• _Task data_
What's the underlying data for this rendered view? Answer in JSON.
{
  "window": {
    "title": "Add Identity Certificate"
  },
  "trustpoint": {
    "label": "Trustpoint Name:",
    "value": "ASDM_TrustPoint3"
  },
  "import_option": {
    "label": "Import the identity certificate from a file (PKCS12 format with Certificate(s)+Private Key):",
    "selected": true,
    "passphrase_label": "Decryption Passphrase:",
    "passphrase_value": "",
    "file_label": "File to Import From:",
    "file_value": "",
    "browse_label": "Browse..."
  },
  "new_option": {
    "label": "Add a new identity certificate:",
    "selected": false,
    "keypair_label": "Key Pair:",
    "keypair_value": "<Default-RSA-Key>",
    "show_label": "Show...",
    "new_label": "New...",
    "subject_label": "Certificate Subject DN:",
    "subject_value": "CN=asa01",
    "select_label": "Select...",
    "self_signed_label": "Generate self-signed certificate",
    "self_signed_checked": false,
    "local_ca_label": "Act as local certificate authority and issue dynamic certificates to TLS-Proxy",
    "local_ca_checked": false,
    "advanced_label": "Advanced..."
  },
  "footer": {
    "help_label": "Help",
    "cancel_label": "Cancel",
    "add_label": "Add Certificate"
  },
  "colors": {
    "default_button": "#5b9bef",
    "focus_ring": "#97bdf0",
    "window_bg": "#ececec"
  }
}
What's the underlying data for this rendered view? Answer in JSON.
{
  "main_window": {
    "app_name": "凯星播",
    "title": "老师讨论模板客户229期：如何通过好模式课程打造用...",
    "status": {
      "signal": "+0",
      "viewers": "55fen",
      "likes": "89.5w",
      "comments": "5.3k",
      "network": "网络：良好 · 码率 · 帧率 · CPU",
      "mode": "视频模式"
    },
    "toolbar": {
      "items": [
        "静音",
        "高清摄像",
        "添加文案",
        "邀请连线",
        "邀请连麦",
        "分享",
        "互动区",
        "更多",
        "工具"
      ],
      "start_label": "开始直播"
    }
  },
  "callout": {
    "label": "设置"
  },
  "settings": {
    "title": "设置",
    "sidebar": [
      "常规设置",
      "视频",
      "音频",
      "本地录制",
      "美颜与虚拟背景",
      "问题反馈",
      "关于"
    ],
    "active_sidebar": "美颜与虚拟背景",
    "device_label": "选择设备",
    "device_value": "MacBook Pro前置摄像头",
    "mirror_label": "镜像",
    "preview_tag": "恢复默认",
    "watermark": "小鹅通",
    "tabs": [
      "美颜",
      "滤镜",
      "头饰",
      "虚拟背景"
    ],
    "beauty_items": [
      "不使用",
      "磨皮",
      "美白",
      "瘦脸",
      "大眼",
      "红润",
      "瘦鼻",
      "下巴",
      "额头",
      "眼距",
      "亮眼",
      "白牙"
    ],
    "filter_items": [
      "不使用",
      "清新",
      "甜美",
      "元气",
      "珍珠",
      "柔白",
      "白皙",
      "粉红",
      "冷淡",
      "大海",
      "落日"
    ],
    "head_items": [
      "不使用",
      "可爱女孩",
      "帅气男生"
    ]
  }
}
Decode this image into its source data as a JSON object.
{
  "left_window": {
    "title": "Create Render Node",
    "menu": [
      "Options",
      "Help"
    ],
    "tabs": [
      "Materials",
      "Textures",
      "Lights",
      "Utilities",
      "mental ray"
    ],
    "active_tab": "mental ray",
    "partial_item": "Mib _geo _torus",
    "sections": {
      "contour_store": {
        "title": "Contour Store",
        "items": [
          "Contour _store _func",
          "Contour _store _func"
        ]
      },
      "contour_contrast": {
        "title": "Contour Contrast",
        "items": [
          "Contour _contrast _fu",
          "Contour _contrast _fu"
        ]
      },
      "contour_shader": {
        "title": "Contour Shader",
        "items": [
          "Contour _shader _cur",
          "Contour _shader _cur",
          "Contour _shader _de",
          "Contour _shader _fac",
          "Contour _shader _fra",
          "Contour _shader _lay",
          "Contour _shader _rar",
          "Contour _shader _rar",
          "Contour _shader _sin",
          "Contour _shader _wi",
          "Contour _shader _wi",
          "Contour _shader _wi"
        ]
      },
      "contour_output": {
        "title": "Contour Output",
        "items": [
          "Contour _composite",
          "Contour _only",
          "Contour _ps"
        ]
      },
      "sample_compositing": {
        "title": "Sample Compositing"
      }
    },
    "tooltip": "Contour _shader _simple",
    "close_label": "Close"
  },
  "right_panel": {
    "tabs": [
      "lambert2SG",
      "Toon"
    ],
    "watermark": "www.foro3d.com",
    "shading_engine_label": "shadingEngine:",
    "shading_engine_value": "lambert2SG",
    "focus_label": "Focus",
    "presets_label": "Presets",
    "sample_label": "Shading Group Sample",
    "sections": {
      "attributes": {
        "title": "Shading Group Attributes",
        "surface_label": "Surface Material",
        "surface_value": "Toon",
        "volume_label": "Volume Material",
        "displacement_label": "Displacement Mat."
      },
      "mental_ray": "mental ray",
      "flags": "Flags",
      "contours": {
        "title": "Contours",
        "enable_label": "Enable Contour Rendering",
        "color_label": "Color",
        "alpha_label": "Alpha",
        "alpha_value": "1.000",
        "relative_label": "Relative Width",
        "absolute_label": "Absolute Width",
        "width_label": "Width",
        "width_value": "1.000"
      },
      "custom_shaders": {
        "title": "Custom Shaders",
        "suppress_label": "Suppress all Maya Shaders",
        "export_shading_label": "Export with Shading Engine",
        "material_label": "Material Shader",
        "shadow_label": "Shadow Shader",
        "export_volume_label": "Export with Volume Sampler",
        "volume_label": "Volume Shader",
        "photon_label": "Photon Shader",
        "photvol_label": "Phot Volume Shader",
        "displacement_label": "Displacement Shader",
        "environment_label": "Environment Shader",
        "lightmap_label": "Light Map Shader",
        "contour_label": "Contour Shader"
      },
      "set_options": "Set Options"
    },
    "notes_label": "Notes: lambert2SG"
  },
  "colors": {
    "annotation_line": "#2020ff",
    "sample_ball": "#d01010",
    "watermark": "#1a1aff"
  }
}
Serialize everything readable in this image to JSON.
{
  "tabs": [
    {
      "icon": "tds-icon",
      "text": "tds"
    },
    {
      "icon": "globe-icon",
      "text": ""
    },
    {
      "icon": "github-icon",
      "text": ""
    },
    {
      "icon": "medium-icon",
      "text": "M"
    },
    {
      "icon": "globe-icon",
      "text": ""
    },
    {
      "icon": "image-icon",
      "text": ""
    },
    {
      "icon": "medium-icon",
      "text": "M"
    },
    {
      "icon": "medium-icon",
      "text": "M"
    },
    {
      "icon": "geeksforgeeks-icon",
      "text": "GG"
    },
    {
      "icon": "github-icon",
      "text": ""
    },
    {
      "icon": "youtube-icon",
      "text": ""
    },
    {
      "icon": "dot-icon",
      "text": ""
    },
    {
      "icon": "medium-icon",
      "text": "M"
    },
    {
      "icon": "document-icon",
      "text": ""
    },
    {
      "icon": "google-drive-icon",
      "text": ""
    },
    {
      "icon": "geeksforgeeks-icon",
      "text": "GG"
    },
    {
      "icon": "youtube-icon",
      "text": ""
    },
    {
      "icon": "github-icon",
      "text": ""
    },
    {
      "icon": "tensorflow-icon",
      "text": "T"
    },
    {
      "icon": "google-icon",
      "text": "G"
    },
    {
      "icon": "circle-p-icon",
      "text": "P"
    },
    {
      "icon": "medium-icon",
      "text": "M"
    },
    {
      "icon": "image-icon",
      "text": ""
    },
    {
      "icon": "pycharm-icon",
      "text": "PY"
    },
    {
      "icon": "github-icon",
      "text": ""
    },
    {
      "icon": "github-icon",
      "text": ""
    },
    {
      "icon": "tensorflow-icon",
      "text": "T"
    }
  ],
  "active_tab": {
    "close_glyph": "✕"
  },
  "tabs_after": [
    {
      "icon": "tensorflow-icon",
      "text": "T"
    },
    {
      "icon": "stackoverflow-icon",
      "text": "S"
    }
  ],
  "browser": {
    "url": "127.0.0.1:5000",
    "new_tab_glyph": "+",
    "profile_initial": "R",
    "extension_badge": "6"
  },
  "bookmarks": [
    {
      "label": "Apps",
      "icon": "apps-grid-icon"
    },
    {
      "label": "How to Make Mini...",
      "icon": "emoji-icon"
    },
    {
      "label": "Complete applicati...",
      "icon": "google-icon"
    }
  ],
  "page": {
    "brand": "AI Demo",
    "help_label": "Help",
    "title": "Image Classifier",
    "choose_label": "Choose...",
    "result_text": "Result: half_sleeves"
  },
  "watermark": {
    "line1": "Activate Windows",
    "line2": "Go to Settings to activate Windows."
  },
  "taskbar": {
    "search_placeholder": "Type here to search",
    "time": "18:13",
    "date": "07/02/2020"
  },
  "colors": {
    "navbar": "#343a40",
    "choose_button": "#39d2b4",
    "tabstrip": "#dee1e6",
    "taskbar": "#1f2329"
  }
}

• _Set problem_
Identify all lines in the records above with the word "google".

• _Task solution_
      "icon": "google-drive-icon",
      "icon": "google-icon",
      "icon": "google-icon"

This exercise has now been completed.